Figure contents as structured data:

______________________________

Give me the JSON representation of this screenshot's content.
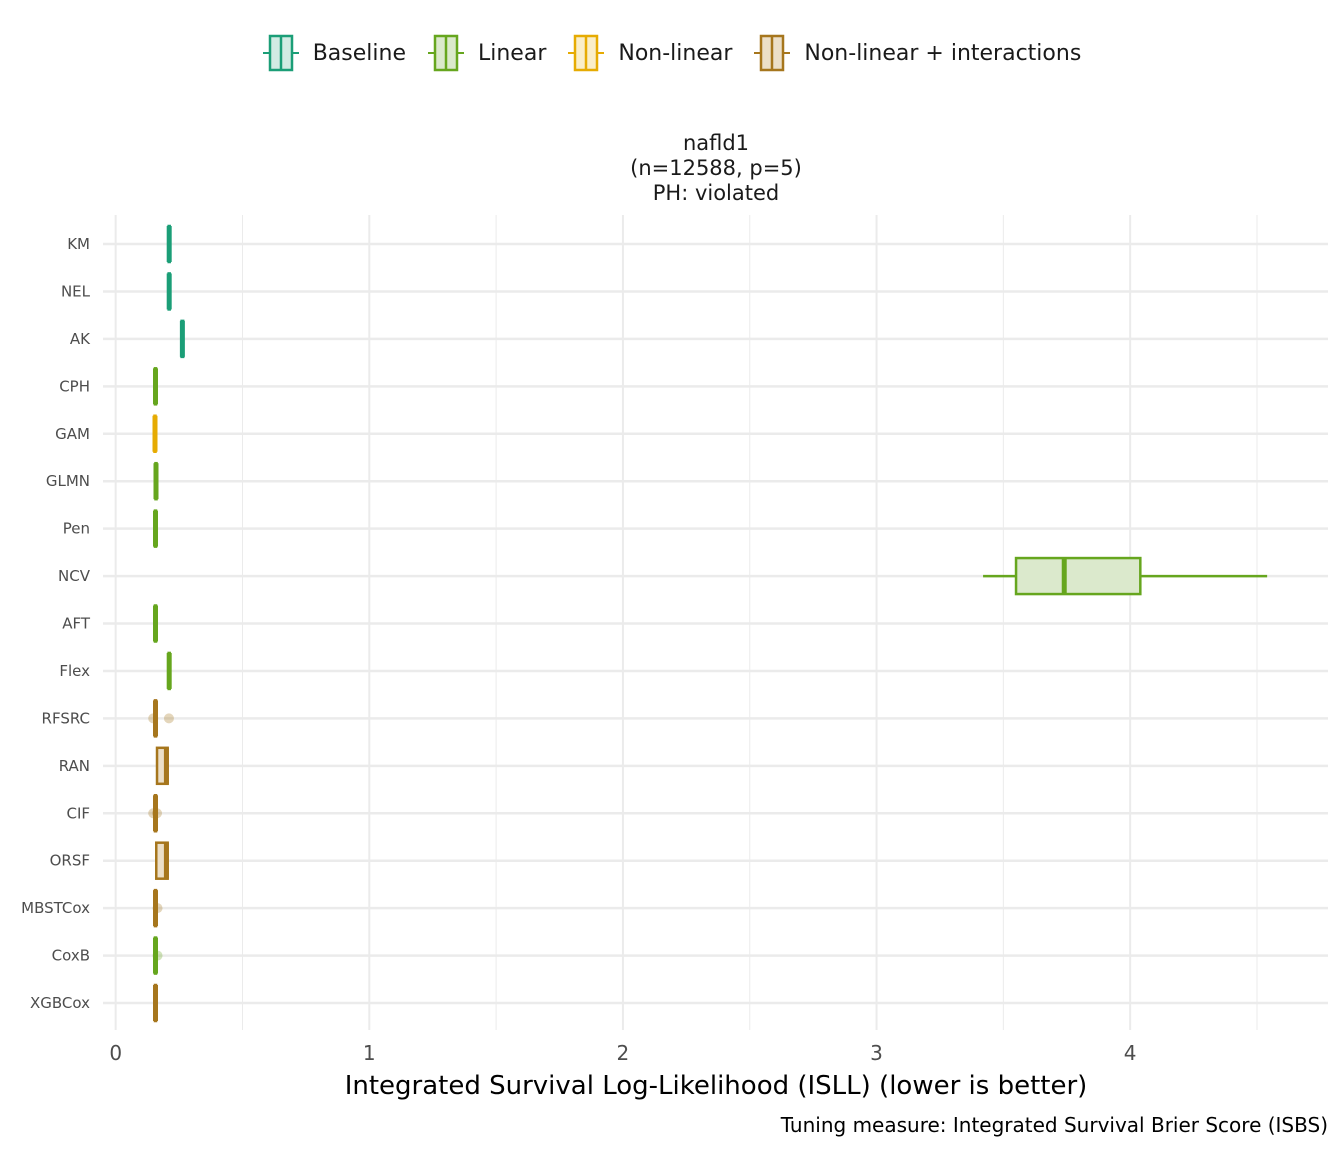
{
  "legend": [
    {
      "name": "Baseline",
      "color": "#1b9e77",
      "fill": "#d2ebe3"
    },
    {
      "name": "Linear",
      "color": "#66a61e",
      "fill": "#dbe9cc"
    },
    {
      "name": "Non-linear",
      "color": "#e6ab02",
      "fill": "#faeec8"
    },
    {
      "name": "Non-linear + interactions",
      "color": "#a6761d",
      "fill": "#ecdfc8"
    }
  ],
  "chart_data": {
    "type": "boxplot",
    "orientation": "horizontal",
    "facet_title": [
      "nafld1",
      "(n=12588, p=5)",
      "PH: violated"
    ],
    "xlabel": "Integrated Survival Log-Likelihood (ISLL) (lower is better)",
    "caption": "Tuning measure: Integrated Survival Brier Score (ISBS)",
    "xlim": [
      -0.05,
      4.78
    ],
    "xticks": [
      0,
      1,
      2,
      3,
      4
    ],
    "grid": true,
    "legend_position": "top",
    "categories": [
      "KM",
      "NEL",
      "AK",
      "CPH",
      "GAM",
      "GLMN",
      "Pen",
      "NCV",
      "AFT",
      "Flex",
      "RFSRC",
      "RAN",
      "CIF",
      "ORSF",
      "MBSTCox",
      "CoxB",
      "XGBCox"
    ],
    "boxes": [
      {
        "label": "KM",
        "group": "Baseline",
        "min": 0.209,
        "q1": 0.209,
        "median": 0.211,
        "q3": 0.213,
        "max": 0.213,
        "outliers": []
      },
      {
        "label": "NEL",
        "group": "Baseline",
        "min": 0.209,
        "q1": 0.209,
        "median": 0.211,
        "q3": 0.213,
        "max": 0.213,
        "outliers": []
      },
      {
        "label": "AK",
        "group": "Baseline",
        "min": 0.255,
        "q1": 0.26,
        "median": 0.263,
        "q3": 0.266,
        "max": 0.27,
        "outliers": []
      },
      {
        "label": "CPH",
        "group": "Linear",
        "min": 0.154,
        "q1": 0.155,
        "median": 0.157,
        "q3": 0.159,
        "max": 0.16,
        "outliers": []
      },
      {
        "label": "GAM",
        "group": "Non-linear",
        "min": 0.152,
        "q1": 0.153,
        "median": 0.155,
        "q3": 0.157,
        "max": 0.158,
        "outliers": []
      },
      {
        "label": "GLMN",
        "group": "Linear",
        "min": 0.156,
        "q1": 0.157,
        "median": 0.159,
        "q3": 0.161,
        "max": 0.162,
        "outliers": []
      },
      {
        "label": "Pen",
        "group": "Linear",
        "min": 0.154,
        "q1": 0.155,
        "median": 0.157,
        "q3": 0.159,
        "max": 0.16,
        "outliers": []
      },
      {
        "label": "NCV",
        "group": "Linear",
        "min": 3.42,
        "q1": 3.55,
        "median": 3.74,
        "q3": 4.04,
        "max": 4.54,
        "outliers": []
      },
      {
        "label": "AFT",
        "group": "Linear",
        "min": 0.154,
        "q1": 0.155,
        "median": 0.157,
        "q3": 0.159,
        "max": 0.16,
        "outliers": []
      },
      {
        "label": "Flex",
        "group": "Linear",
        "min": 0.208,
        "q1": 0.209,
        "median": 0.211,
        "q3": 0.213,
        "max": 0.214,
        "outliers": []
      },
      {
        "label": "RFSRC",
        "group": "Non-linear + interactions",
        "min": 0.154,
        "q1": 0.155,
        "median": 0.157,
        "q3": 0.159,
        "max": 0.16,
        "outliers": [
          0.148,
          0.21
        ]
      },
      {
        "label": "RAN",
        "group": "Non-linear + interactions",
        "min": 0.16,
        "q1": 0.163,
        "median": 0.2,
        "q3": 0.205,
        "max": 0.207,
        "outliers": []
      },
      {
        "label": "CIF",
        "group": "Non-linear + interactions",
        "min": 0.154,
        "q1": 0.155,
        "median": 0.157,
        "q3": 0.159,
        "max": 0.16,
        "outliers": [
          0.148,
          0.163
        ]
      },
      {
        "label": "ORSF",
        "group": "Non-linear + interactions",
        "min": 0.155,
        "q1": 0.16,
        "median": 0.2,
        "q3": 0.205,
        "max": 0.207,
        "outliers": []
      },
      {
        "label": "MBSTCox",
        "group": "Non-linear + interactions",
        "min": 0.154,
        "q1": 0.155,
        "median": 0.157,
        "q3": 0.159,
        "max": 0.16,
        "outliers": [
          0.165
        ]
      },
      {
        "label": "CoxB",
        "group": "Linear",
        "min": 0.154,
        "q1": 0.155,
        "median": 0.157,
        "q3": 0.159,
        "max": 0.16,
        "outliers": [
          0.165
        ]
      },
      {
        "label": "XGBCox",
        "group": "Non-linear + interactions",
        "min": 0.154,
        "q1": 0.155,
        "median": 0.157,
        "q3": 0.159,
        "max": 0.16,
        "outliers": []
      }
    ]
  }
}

______________________________

*WHAT IS NEEDED*: Every line of text is to be repeated exactly; pictures are left out.

*CORRECT OUTPUT*:
Give me the JSON representation of this screenshot's content.
{
  "legend": [
    {
      "name": "Baseline",
      "color": "#1b9e77",
      "fill": "#d2ebe3"
    },
    {
      "name": "Linear",
      "color": "#66a61e",
      "fill": "#dbe9cc"
    },
    {
      "name": "Non-linear",
      "color": "#e6ab02",
      "fill": "#faeec8"
    },
    {
      "name": "Non-linear + interactions",
      "color": "#a6761d",
      "fill": "#ecdfc8"
    }
  ],
  "chart_data": {
    "type": "boxplot",
    "orientation": "horizontal",
    "facet_title": [
      "nafld1",
      "(n=12588, p=5)",
      "PH: violated"
    ],
    "xlabel": "Integrated Survival Log-Likelihood (ISLL) (lower is better)",
    "caption": "Tuning measure: Integrated Survival Brier Score (ISBS)",
    "xlim": [
      -0.05,
      4.78
    ],
    "xticks": [
      0,
      1,
      2,
      3,
      4
    ],
    "grid": true,
    "legend_position": "top",
    "categories": [
      "KM",
      "NEL",
      "AK",
      "CPH",
      "GAM",
      "GLMN",
      "Pen",
      "NCV",
      "AFT",
      "Flex",
      "RFSRC",
      "RAN",
      "CIF",
      "ORSF",
      "MBSTCox",
      "CoxB",
      "XGBCox"
    ],
    "boxes": [
      {
        "label": "KM",
        "group": "Baseline",
        "min": 0.209,
        "q1": 0.209,
        "median": 0.211,
        "q3": 0.213,
        "max": 0.213,
        "outliers": []
      },
      {
        "label": "NEL",
        "group": "Baseline",
        "min": 0.209,
        "q1": 0.209,
        "median": 0.211,
        "q3": 0.213,
        "max": 0.213,
        "outliers": []
      },
      {
        "label": "AK",
        "group": "Baseline",
        "min": 0.255,
        "q1": 0.26,
        "median": 0.263,
        "q3": 0.266,
        "max": 0.27,
        "outliers": []
      },
      {
        "label": "CPH",
        "group": "Linear",
        "min": 0.154,
        "q1": 0.155,
        "median": 0.157,
        "q3": 0.159,
        "max": 0.16,
        "outliers": []
      },
      {
        "label": "GAM",
        "group": "Non-linear",
        "min": 0.152,
        "q1": 0.153,
        "median": 0.155,
        "q3": 0.157,
        "max": 0.158,
        "outliers": []
      },
      {
        "label": "GLMN",
        "group": "Linear",
        "min": 0.156,
        "q1": 0.157,
        "median": 0.159,
        "q3": 0.161,
        "max": 0.162,
        "outliers": []
      },
      {
        "label": "Pen",
        "group": "Linear",
        "min": 0.154,
        "q1": 0.155,
        "median": 0.157,
        "q3": 0.159,
        "max": 0.16,
        "outliers": []
      },
      {
        "label": "NCV",
        "group": "Linear",
        "min": 3.42,
        "q1": 3.55,
        "median": 3.74,
        "q3": 4.04,
        "max": 4.54,
        "outliers": []
      },
      {
        "label": "AFT",
        "group": "Linear",
        "min": 0.154,
        "q1": 0.155,
        "median": 0.157,
        "q3": 0.159,
        "max": 0.16,
        "outliers": []
      },
      {
        "label": "Flex",
        "group": "Linear",
        "min": 0.208,
        "q1": 0.209,
        "median": 0.211,
        "q3": 0.213,
        "max": 0.214,
        "outliers": []
      },
      {
        "label": "RFSRC",
        "group": "Non-linear + interactions",
        "min": 0.154,
        "q1": 0.155,
        "median": 0.157,
        "q3": 0.159,
        "max": 0.16,
        "outliers": [
          0.148,
          0.21
        ]
      },
      {
        "label": "RAN",
        "group": "Non-linear + interactions",
        "min": 0.16,
        "q1": 0.163,
        "median": 0.2,
        "q3": 0.205,
        "max": 0.207,
        "outliers": []
      },
      {
        "label": "CIF",
        "group": "Non-linear + interactions",
        "min": 0.154,
        "q1": 0.155,
        "median": 0.157,
        "q3": 0.159,
        "max": 0.16,
        "outliers": [
          0.148,
          0.163
        ]
      },
      {
        "label": "ORSF",
        "group": "Non-linear + interactions",
        "min": 0.155,
        "q1": 0.16,
        "median": 0.2,
        "q3": 0.205,
        "max": 0.207,
        "outliers": []
      },
      {
        "label": "MBSTCox",
        "group": "Non-linear + interactions",
        "min": 0.154,
        "q1": 0.155,
        "median": 0.157,
        "q3": 0.159,
        "max": 0.16,
        "outliers": [
          0.165
        ]
      },
      {
        "label": "CoxB",
        "group": "Linear",
        "min": 0.154,
        "q1": 0.155,
        "median": 0.157,
        "q3": 0.159,
        "max": 0.16,
        "outliers": [
          0.165
        ]
      },
      {
        "label": "XGBCox",
        "group": "Non-linear + interactions",
        "min": 0.154,
        "q1": 0.155,
        "median": 0.157,
        "q3": 0.159,
        "max": 0.16,
        "outliers": []
      }
    ]
  }
}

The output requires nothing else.